WHAT TO WORK ON >> Drop the images; return everything else in the listing below exactly.

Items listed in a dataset
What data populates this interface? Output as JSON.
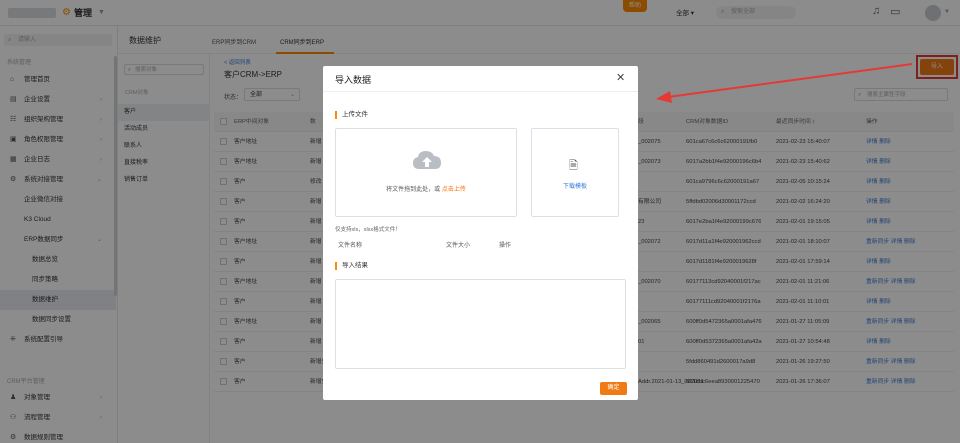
{
  "topbar": {
    "app_name": "管理",
    "help_label": "帮助",
    "scope_select": "全部",
    "search_placeholder": "搜索全部"
  },
  "sidebar": {
    "search_placeholder": "请输入",
    "group1": "系统管理",
    "items": [
      {
        "label": "管理首页",
        "icon": "home-icon",
        "has_children": false
      },
      {
        "label": "企业设置",
        "icon": "building-icon",
        "has_children": true
      },
      {
        "label": "组织架构管理",
        "icon": "org-icon",
        "has_children": true
      },
      {
        "label": "角色权限管理",
        "icon": "role-icon",
        "has_children": true
      },
      {
        "label": "企业日志",
        "icon": "log-icon",
        "has_children": true
      },
      {
        "label": "系统对接管理",
        "icon": "link-icon",
        "has_children": true
      }
    ],
    "sub_items": [
      "企业微信对接",
      "K3 Cloud",
      "ERP数据同步"
    ],
    "erp_sub": [
      "数据总览",
      "同步策略",
      "数据维护",
      "数据同步设置"
    ],
    "guide": "系统配置引导",
    "group2": "CRM平台管理",
    "bottom_items": [
      {
        "label": "对象管理"
      },
      {
        "label": "流程管理"
      },
      {
        "label": "数据规则管理"
      }
    ]
  },
  "main": {
    "title": "数据维护",
    "tabs": [
      "ERP同步到CRM",
      "CRM同步到ERP"
    ],
    "sub_search_placeholder": "搜索对象",
    "sub_label": "CRM对象",
    "sub_items": [
      "客户",
      "活动成员",
      "联系人",
      "直接税率",
      "销售订单"
    ],
    "back_link": "< 返回列表",
    "crm_title": "客户CRM->ERP",
    "status_label": "状态：",
    "status_value": "全部",
    "import_label": "导入",
    "field_search_placeholder": "搜索主属性字段"
  },
  "table": {
    "headers": [
      "ERP中间对象",
      "数",
      "段",
      "CRM对象数据ID",
      "最近同步时间 ↕",
      "操作"
    ],
    "rows": [
      {
        "obj": "客户地址",
        "n": "新增",
        "seg": "_002075",
        "id": "601ca67c6c6c62000191fb0",
        "time": "2021-02-23 15:40:07",
        "ops": "详情  删除"
      },
      {
        "obj": "客户地址",
        "n": "新增",
        "seg": "_002073",
        "id": "6017a2bb1f4e92000196c6b4",
        "time": "2021-02-23 15:40:62",
        "ops": "详情  删除"
      },
      {
        "obj": "客户",
        "n": "修改",
        "seg": "",
        "id": "601ca9796c6c62000191a67",
        "time": "2021-02-05 10:15:24",
        "ops": "详情  删除"
      },
      {
        "obj": "客户",
        "n": "新增",
        "seg": "有限公司",
        "id": "5ffdbd02006d30001172ccd",
        "time": "2021-02-02 16:24:20",
        "ops": "详情  删除"
      },
      {
        "obj": "客户",
        "n": "新增",
        "seg": "23",
        "id": "6017e2ba1f4e92000199c676",
        "time": "2021-02-01 19:15:05",
        "ops": "详情  删除"
      },
      {
        "obj": "客户地址",
        "n": "新增",
        "seg": "_002072",
        "id": "6017d11a1f4e920001962ccd",
        "time": "2021-02-01 18:10:07",
        "ops": "重新同步  详情  删除"
      },
      {
        "obj": "客户",
        "n": "新增",
        "seg": "",
        "id": "6017d1181f4e9200019628f",
        "time": "2021-02-01 17:59:14",
        "ops": "详情  删除"
      },
      {
        "obj": "客户地址",
        "n": "新增",
        "seg": "_002070",
        "id": "60177113cd92040001f217ac",
        "time": "2021-02-01 11:21:06",
        "ops": "重新同步  详情  删除"
      },
      {
        "obj": "客户",
        "n": "新增",
        "seg": "",
        "id": "60177111cd92040001f2176a",
        "time": "2021-02-01 11:10:01",
        "ops": "详情  删除"
      },
      {
        "obj": "客户地址",
        "n": "新增",
        "seg": "_002065",
        "id": "600ff0d5472365a0001afa476",
        "time": "2021-01-27 11:05:09",
        "ops": "重新同步  详情  删除"
      },
      {
        "obj": "客户",
        "n": "新增",
        "seg": "01",
        "id": "600ff0d5372365a0001afa42a",
        "time": "2021-01-27 10:54:48",
        "ops": "详情  删除"
      },
      {
        "obj": "客户",
        "n": "新增失败",
        "seg": "",
        "id": "5fdd860491d2600017a9d8",
        "time": "2021-01-26 19:27:50",
        "ops": "重新同步  详情  删除"
      },
      {
        "obj": "客户",
        "n": "新增失败",
        "seg": "Addr.2021-01-13_002051",
        "id": "601ebc6eea8930001225470",
        "time": "2021-01-26 17:36:07",
        "ops": "重新同步  详情  删除"
      }
    ]
  },
  "modal": {
    "title": "导入数据",
    "upload_section": "上传文件",
    "drop_text": "将文件拖到此处，或 ",
    "drop_link": "点击上传",
    "template_label": "下载模板",
    "hint": "仅支持xls，xlsx格式文件！",
    "file_cols": [
      "文件名称",
      "文件大小",
      "操作"
    ],
    "result_section": "导入结果",
    "ok_label": "确定"
  },
  "colors": {
    "accent": "#f07a13",
    "link": "#3a7bd5",
    "annotation_red": "#e53935"
  }
}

PROBLEM SOLUTION >>
What data populates this interface? Output as JSON.
{
  "topbar": {
    "app_name": "管理",
    "help_label": "帮助",
    "scope_select": "全部",
    "search_placeholder": "搜索全部"
  },
  "sidebar": {
    "search_placeholder": "请输入",
    "group1": "系统管理",
    "items": [
      {
        "label": "管理首页",
        "icon": "home-icon",
        "has_children": false
      },
      {
        "label": "企业设置",
        "icon": "building-icon",
        "has_children": true
      },
      {
        "label": "组织架构管理",
        "icon": "org-icon",
        "has_children": true
      },
      {
        "label": "角色权限管理",
        "icon": "role-icon",
        "has_children": true
      },
      {
        "label": "企业日志",
        "icon": "log-icon",
        "has_children": true
      },
      {
        "label": "系统对接管理",
        "icon": "link-icon",
        "has_children": true
      }
    ],
    "sub_items": [
      "企业微信对接",
      "K3 Cloud",
      "ERP数据同步"
    ],
    "erp_sub": [
      "数据总览",
      "同步策略",
      "数据维护",
      "数据同步设置"
    ],
    "guide": "系统配置引导",
    "group2": "CRM平台管理",
    "bottom_items": [
      {
        "label": "对象管理"
      },
      {
        "label": "流程管理"
      },
      {
        "label": "数据规则管理"
      }
    ]
  },
  "main": {
    "title": "数据维护",
    "tabs": [
      "ERP同步到CRM",
      "CRM同步到ERP"
    ],
    "sub_search_placeholder": "搜索对象",
    "sub_label": "CRM对象",
    "sub_items": [
      "客户",
      "活动成员",
      "联系人",
      "直接税率",
      "销售订单"
    ],
    "back_link": "< 返回列表",
    "crm_title": "客户CRM->ERP",
    "status_label": "状态：",
    "status_value": "全部",
    "import_label": "导入",
    "field_search_placeholder": "搜索主属性字段"
  },
  "table": {
    "headers": [
      "ERP中间对象",
      "数",
      "段",
      "CRM对象数据ID",
      "最近同步时间 ↕",
      "操作"
    ],
    "rows": [
      {
        "obj": "客户地址",
        "n": "新增",
        "seg": "_002075",
        "id": "601ca67c6c6c62000191fb0",
        "time": "2021-02-23 15:40:07",
        "ops": "详情  删除"
      },
      {
        "obj": "客户地址",
        "n": "新增",
        "seg": "_002073",
        "id": "6017a2bb1f4e92000196c6b4",
        "time": "2021-02-23 15:40:62",
        "ops": "详情  删除"
      },
      {
        "obj": "客户",
        "n": "修改",
        "seg": "",
        "id": "601ca9796c6c62000191a67",
        "time": "2021-02-05 10:15:24",
        "ops": "详情  删除"
      },
      {
        "obj": "客户",
        "n": "新增",
        "seg": "有限公司",
        "id": "5ffdbd02006d30001172ccd",
        "time": "2021-02-02 16:24:20",
        "ops": "详情  删除"
      },
      {
        "obj": "客户",
        "n": "新增",
        "seg": "23",
        "id": "6017e2ba1f4e92000199c676",
        "time": "2021-02-01 19:15:05",
        "ops": "详情  删除"
      },
      {
        "obj": "客户地址",
        "n": "新增",
        "seg": "_002072",
        "id": "6017d11a1f4e920001962ccd",
        "time": "2021-02-01 18:10:07",
        "ops": "重新同步  详情  删除"
      },
      {
        "obj": "客户",
        "n": "新增",
        "seg": "",
        "id": "6017d1181f4e9200019628f",
        "time": "2021-02-01 17:59:14",
        "ops": "详情  删除"
      },
      {
        "obj": "客户地址",
        "n": "新增",
        "seg": "_002070",
        "id": "60177113cd92040001f217ac",
        "time": "2021-02-01 11:21:06",
        "ops": "重新同步  详情  删除"
      },
      {
        "obj": "客户",
        "n": "新增",
        "seg": "",
        "id": "60177111cd92040001f2176a",
        "time": "2021-02-01 11:10:01",
        "ops": "详情  删除"
      },
      {
        "obj": "客户地址",
        "n": "新增",
        "seg": "_002065",
        "id": "600ff0d5472365a0001afa476",
        "time": "2021-01-27 11:05:09",
        "ops": "重新同步  详情  删除"
      },
      {
        "obj": "客户",
        "n": "新增",
        "seg": "01",
        "id": "600ff0d5372365a0001afa42a",
        "time": "2021-01-27 10:54:48",
        "ops": "详情  删除"
      },
      {
        "obj": "客户",
        "n": "新增失败",
        "seg": "",
        "id": "5fdd860491d2600017a9d8",
        "time": "2021-01-26 19:27:50",
        "ops": "重新同步  详情  删除"
      },
      {
        "obj": "客户",
        "n": "新增失败",
        "seg": "Addr.2021-01-13_002051",
        "id": "601ebc6eea8930001225470",
        "time": "2021-01-26 17:36:07",
        "ops": "重新同步  详情  删除"
      }
    ]
  },
  "modal": {
    "title": "导入数据",
    "upload_section": "上传文件",
    "drop_text": "将文件拖到此处，或 ",
    "drop_link": "点击上传",
    "template_label": "下载模板",
    "hint": "仅支持xls，xlsx格式文件！",
    "file_cols": [
      "文件名称",
      "文件大小",
      "操作"
    ],
    "result_section": "导入结果",
    "ok_label": "确定"
  },
  "colors": {
    "accent": "#f07a13",
    "link": "#3a7bd5",
    "annotation_red": "#e53935"
  }
}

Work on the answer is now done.